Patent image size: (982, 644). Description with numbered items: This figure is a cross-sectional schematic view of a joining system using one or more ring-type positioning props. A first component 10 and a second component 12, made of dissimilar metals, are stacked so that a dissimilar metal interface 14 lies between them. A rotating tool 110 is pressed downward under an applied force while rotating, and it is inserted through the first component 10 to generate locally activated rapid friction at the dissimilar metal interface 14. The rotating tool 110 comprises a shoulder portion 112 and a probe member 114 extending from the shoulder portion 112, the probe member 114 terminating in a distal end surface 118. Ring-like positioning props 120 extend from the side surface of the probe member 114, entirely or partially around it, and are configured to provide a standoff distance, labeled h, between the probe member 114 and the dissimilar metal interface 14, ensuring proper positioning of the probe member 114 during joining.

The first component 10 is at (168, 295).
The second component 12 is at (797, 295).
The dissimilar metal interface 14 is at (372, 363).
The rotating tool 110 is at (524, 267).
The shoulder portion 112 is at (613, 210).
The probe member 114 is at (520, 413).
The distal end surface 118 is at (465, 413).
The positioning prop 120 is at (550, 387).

— WRITTEN EXERCISE —
Lay out the records above as a two-column CSV with the header row description,locations. Give one row per record, with its text under description and its answer under locations, each field in double quotes and every line break replaced by a space.

— THE ANSWER —
description,locations
"Patent image size: (982, 644). Description with numbered items: This figure is a cross-sectional schematic view of a joining system using one or more ring-type positioning props. A first component 10 and a second component 12, made of dissimilar metals, are stacked so that a dissimilar metal interface 14 lies between them. A rotating tool 110 is pressed downward under an applied force while rotating, and it is inserted through the first component 10 to generate locally activated rapid friction at the dissimilar metal interface 14. The rotating tool 110 comprises a shoulder portion 112 and a probe member 114 extending from the shoulder portion 112, the probe member 114 terminating in a distal end surface 118. Ring-like positioning props 120 extend from the side surface of the probe member 114, entirely or partially around it, and are configured to provide a standoff distance, labeled h, between the probe member 114 and the dissimilar metal interface 14, ensuring proper positioning of the probe member 114 during joining.","The first component 10 is at (168, 295). The second component 12 is at (797, 295). The dissimilar metal interface 14 is at (372, 363). The rotating tool 110 is at (524, 267). The shoulder portion 112 is at (613, 210). The probe member 114 is at (520, 413). The distal end surface 118 is at (465, 413). The positioning prop 120 is at (550, 387)."